— Stated goal —
Copy out each line of the records below that contains the string "figure". Case counts.

Coordinate annotation records:
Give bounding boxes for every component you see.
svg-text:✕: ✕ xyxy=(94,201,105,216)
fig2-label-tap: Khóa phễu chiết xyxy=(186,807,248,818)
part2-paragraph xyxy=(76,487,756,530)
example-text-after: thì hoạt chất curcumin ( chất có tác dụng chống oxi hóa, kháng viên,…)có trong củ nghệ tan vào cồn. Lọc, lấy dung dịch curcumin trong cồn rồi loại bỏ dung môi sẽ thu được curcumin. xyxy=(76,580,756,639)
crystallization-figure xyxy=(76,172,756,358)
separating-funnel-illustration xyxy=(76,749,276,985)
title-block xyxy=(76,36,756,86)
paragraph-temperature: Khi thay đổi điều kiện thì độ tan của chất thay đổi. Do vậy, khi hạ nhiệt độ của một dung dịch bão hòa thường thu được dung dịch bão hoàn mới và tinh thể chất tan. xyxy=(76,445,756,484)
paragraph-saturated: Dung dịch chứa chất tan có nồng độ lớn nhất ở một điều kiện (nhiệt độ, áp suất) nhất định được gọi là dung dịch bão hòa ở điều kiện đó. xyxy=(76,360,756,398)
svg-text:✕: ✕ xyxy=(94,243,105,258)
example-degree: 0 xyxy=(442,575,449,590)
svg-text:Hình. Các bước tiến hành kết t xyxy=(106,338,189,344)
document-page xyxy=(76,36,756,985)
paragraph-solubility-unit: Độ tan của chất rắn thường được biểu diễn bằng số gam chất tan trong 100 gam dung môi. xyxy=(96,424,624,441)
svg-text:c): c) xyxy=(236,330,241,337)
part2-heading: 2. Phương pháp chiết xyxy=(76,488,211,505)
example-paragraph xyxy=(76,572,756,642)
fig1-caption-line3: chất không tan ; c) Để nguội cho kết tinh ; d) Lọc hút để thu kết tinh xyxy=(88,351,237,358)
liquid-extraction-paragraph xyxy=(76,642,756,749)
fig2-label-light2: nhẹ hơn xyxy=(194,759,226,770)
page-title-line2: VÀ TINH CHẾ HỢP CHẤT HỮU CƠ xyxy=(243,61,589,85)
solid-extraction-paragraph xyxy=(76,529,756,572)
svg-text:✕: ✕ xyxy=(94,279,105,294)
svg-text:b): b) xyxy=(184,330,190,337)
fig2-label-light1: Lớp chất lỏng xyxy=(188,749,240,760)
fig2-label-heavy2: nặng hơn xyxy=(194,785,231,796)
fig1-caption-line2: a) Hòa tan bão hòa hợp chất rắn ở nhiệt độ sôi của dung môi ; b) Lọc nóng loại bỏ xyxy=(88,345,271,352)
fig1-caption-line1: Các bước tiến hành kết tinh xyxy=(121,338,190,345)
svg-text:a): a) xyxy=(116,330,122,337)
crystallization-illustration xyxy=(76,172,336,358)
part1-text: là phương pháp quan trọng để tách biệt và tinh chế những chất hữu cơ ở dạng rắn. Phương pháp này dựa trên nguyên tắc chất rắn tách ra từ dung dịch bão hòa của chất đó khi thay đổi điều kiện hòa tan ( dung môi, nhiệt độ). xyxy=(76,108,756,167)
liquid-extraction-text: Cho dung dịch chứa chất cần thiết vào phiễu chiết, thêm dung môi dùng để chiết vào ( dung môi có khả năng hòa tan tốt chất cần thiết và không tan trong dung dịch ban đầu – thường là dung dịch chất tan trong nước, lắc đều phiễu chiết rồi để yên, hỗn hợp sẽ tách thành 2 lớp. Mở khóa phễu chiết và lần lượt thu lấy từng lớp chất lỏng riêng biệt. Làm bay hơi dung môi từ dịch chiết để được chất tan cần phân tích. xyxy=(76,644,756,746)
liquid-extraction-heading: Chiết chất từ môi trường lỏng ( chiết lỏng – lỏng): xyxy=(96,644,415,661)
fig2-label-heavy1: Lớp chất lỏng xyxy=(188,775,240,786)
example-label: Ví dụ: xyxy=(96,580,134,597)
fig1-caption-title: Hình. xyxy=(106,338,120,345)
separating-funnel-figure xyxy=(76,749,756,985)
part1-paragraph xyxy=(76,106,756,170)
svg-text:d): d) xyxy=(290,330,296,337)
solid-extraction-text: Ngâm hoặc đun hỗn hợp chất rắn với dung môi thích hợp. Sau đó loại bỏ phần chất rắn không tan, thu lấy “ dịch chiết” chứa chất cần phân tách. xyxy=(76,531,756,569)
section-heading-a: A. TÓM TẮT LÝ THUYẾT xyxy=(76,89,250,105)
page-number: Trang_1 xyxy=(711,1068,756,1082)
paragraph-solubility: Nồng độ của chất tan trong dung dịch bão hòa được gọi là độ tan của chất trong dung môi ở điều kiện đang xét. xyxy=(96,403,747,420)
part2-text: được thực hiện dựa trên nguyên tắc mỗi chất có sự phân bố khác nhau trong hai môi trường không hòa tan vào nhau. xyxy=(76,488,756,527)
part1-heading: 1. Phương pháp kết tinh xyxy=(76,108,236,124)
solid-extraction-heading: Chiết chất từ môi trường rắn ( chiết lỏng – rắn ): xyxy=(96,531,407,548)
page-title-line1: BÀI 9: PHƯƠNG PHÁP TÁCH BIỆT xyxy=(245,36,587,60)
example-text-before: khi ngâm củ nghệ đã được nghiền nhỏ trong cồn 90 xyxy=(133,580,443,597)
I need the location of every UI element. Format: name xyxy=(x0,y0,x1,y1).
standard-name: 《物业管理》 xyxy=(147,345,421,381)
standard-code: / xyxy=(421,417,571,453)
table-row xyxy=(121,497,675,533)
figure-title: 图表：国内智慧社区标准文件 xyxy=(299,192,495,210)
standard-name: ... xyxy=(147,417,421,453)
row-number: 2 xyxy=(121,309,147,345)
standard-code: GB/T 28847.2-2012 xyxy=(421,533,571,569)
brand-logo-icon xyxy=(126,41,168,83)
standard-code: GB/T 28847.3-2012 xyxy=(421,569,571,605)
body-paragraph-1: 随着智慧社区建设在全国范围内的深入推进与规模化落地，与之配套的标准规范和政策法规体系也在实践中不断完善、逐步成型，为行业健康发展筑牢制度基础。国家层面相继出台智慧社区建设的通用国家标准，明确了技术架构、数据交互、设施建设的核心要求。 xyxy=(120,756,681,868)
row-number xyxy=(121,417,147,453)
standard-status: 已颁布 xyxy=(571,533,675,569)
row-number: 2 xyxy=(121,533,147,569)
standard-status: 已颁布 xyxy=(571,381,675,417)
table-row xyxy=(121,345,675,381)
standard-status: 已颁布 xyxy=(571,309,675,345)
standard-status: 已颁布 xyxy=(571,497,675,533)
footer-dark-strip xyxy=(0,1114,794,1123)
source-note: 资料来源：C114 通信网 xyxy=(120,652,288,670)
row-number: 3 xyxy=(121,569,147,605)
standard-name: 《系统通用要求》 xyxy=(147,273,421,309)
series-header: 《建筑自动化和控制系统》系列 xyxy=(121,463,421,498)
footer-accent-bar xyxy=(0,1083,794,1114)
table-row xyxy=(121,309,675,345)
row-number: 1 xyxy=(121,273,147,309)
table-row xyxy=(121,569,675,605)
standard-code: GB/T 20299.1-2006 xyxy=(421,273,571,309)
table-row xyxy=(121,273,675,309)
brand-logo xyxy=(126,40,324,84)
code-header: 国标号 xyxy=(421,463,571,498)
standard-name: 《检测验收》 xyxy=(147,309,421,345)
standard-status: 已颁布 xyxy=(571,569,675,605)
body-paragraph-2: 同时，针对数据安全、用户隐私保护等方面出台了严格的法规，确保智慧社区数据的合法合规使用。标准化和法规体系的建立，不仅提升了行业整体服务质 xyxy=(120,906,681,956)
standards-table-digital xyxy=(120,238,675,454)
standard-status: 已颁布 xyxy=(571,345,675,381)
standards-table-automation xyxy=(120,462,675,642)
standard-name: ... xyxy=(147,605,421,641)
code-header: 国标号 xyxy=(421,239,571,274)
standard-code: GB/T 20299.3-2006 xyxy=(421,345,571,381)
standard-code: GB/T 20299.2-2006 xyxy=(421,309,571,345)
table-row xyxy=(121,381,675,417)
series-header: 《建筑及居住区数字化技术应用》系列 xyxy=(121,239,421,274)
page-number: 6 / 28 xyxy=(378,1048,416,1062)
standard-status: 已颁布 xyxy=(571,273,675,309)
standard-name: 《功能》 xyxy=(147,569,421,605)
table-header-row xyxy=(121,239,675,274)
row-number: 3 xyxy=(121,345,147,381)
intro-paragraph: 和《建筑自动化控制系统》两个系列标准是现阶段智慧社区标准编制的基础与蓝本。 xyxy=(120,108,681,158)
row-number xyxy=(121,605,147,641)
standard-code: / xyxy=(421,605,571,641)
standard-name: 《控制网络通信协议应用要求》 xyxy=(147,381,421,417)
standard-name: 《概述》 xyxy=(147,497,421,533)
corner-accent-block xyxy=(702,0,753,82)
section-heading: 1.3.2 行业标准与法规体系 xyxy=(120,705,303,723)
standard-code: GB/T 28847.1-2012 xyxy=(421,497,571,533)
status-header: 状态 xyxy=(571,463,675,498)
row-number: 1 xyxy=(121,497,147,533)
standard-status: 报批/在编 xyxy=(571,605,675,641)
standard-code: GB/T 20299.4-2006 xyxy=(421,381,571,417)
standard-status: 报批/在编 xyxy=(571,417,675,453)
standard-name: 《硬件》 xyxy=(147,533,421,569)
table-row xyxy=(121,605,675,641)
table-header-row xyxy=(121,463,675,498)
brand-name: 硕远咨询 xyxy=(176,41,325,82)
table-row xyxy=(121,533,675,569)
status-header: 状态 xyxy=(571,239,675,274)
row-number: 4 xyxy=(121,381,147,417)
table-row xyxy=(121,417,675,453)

— Task output —
crystallization-figure xyxy=(76,172,756,358)
separating-funnel-figure xyxy=(76,749,756,985)
figure-title: 图表：国内智慧社区标准文件 xyxy=(299,192,495,210)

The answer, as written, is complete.